The records that follow should be retyped word for word.

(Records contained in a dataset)
|---|
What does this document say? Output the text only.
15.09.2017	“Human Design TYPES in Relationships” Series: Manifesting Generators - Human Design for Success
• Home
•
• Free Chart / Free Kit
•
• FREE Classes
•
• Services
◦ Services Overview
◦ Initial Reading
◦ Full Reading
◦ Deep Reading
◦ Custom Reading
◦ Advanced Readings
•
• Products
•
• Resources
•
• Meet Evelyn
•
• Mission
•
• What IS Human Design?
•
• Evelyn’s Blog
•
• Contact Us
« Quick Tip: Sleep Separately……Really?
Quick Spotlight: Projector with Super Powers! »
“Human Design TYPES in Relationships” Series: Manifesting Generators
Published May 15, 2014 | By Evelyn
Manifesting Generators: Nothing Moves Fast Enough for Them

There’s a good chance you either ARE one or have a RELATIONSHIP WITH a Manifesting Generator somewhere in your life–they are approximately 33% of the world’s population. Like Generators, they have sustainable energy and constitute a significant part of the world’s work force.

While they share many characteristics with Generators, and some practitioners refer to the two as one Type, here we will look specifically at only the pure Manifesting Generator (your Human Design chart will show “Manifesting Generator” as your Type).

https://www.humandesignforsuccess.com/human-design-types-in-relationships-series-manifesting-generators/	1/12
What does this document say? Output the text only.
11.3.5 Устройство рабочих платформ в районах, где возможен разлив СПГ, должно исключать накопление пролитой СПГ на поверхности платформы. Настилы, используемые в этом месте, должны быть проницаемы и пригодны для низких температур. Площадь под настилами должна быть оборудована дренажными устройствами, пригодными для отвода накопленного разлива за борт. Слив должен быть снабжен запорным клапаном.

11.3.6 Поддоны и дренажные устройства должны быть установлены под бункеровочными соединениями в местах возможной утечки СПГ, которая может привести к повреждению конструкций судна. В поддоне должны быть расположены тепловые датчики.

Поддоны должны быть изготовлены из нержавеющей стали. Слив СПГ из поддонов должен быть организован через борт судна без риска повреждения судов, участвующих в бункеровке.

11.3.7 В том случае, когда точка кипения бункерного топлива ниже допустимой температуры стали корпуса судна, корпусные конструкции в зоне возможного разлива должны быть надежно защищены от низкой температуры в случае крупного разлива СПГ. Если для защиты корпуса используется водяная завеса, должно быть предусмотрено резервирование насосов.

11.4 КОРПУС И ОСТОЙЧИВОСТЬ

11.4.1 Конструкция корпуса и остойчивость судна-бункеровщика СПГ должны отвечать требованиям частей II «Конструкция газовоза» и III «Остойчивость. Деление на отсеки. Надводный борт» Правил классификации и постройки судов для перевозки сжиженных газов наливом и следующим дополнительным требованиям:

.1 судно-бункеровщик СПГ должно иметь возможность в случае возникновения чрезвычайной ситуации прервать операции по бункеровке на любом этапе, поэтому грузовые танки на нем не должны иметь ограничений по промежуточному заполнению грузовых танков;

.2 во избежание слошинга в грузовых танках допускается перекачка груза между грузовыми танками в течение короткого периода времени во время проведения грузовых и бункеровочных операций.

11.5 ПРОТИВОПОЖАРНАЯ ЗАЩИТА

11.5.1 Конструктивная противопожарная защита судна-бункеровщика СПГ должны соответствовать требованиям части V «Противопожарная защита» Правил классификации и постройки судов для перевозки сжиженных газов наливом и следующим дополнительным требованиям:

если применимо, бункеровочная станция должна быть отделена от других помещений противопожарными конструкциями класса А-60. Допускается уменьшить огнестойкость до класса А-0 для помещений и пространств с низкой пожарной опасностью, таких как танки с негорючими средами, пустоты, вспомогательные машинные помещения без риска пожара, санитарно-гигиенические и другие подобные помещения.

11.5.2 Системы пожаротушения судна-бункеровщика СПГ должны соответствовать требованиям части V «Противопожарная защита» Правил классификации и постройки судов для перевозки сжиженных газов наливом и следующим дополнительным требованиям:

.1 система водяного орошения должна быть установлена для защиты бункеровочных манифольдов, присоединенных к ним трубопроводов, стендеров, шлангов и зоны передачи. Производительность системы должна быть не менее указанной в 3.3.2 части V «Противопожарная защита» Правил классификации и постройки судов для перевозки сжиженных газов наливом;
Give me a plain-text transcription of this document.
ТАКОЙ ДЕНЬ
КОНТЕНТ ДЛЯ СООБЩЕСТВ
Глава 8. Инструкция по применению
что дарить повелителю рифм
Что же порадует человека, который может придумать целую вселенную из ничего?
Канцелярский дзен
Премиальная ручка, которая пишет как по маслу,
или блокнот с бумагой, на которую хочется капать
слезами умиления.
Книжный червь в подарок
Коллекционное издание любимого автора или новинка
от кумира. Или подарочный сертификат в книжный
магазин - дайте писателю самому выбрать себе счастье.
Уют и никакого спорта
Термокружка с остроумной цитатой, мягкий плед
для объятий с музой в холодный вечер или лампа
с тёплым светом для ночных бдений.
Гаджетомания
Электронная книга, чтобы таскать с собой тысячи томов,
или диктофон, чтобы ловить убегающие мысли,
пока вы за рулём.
|---|
__WORKED ANSWER__
What does this document say? Output the text only.
15.09.2017	“Human Design TYPES in Relationships” Series: Manifesting Generators - Human Design for Success
• Home
•
• Free Chart / Free Kit
•
• FREE Classes
•
• Services
◦ Services Overview
◦ Initial Reading
◦ Full Reading
◦ Deep Reading
◦ Custom Reading
◦ Advanced Readings
•
• Products
•
• Resources
•
• Meet Evelyn
•
• Mission
•
• What IS Human Design?
•
• Evelyn’s Blog
•
• Contact Us
« Quick Tip: Sleep Separately……Really?
Quick Spotlight: Projector with Super Powers! »
“Human Design TYPES in Relationships” Series: Manifesting Generators
Published May 15, 2014 | By Evelyn
Manifesting Generators: Nothing Moves Fast Enough for Them

There’s a good chance you either ARE one or have a RELATIONSHIP WITH a Manifesting Generator somewhere in your life–they are approximately 33% of the world’s population. Like Generators, they have sustainable energy and constitute a significant part of the world’s work force.

While they share many characteristics with Generators, and some practitioners refer to the two as one Type, here we will look specifically at only the pure Manifesting Generator (your Human Design chart will show “Manifesting Generator” as your Type).

https://www.humandesignforsuccess.com/human-design-types-in-relationships-series-manifesting-generators/	1/12
What does this document say? Output the text only.
11.3.5 Устройство рабочих платформ в районах, где возможен разлив СПГ, должно исключать накопление пролитой СПГ на поверхности платформы. Настилы, используемые в этом месте, должны быть проницаемы и пригодны для низких температур. Площадь под настилами должна быть оборудована дренажными устройствами, пригодными для отвода накопленного разлива за борт. Слив должен быть снабжен запорным клапаном.

11.3.6 Поддоны и дренажные устройства должны быть установлены под бункеровочными соединениями в местах возможной утечки СПГ, которая может привести к повреждению конструкций судна. В поддоне должны быть расположены тепловые датчики.

Поддоны должны быть изготовлены из нержавеющей стали. Слив СПГ из поддонов должен быть организован через борт судна без риска повреждения судов, участвующих в бункеровке.

11.3.7 В том случае, когда точка кипения бункерного топлива ниже допустимой температуры стали корпуса судна, корпусные конструкции в зоне возможного разлива должны быть надежно защищены от низкой температуры в случае крупного разлива СПГ. Если для защиты корпуса используется водяная завеса, должно быть предусмотрено резервирование насосов.

11.4 КОРПУС И ОСТОЙЧИВОСТЬ

11.4.1 Конструкция корпуса и остойчивость судна-бункеровщика СПГ должны отвечать требованиям частей II «Конструкция газовоза» и III «Остойчивость. Деление на отсеки. Надводный борт» Правил классификации и постройки судов для перевозки сжиженных газов наливом и следующим дополнительным требованиям:

.1 судно-бункеровщик СПГ должно иметь возможность в случае возникновения чрезвычайной ситуации прервать операции по бункеровке на любом этапе, поэтому грузовые танки на нем не должны иметь ограничений по промежуточному заполнению грузовых танков;

.2 во избежание слошинга в грузовых танках допускается перекачка груза между грузовыми танками в течение короткого периода времени во время проведения грузовых и бункеровочных операций.

11.5 ПРОТИВОПОЖАРНАЯ ЗАЩИТА

11.5.1 Конструктивная противопожарная защита судна-бункеровщика СПГ должны соответствовать требованиям части V «Противопожарная защита» Правил классификации и постройки судов для перевозки сжиженных газов наливом и следующим дополнительным требованиям:

если применимо, бункеровочная станция должна быть отделена от других помещений противопожарными конструкциями класса А-60. Допускается уменьшить огнестойкость до класса А-0 для помещений и пространств с низкой пожарной опасностью, таких как танки с негорючими средами, пустоты, вспомогательные машинные помещения без риска пожара, санитарно-гигиенические и другие подобные помещения.

11.5.2 Системы пожаротушения судна-бункеровщика СПГ должны соответствовать требованиям части V «Противопожарная защита» Правил классификации и постройки судов для перевозки сжиженных газов наливом и следующим дополнительным требованиям:

.1 система водяного орошения должна быть установлена для защиты бункеровочных манифольдов, присоединенных к ним трубопроводов, стендеров, шлангов и зоны передачи. Производительность системы должна быть не менее указанной в 3.3.2 части V «Противопожарная защита» Правил классификации и постройки судов для перевозки сжиженных газов наливом;
Give me a plain-text transcription of this document.
ТАКОЙ ДЕНЬ
КОНТЕНТ ДЛЯ СООБЩЕСТВ
Глава 8. Инструкция по применению
что дарить повелителю рифм
Что же порадует человека, который может придумать целую вселенную из ничего?
Канцелярский дзен
Премиальная ручка, которая пишет как по маслу,
или блокнот с бумагой, на которую хочется капать
слезами умиления.
Книжный червь в подарок
Коллекционное издание любимого автора или новинка
от кумира. Или подарочный сертификат в книжный
магазин - дайте писателю самому выбрать себе счастье.
Уют и никакого спорта
Термокружка с остроумной цитатой, мягкий плед
для объятий с музой в холодный вечер или лампа
с тёплым светом для ночных бдений.
Гаджетомания
Электронная книга, чтобы таскать с собой тысячи томов,
или диктофон, чтобы ловить убегающие мысли,
пока вы за рулём.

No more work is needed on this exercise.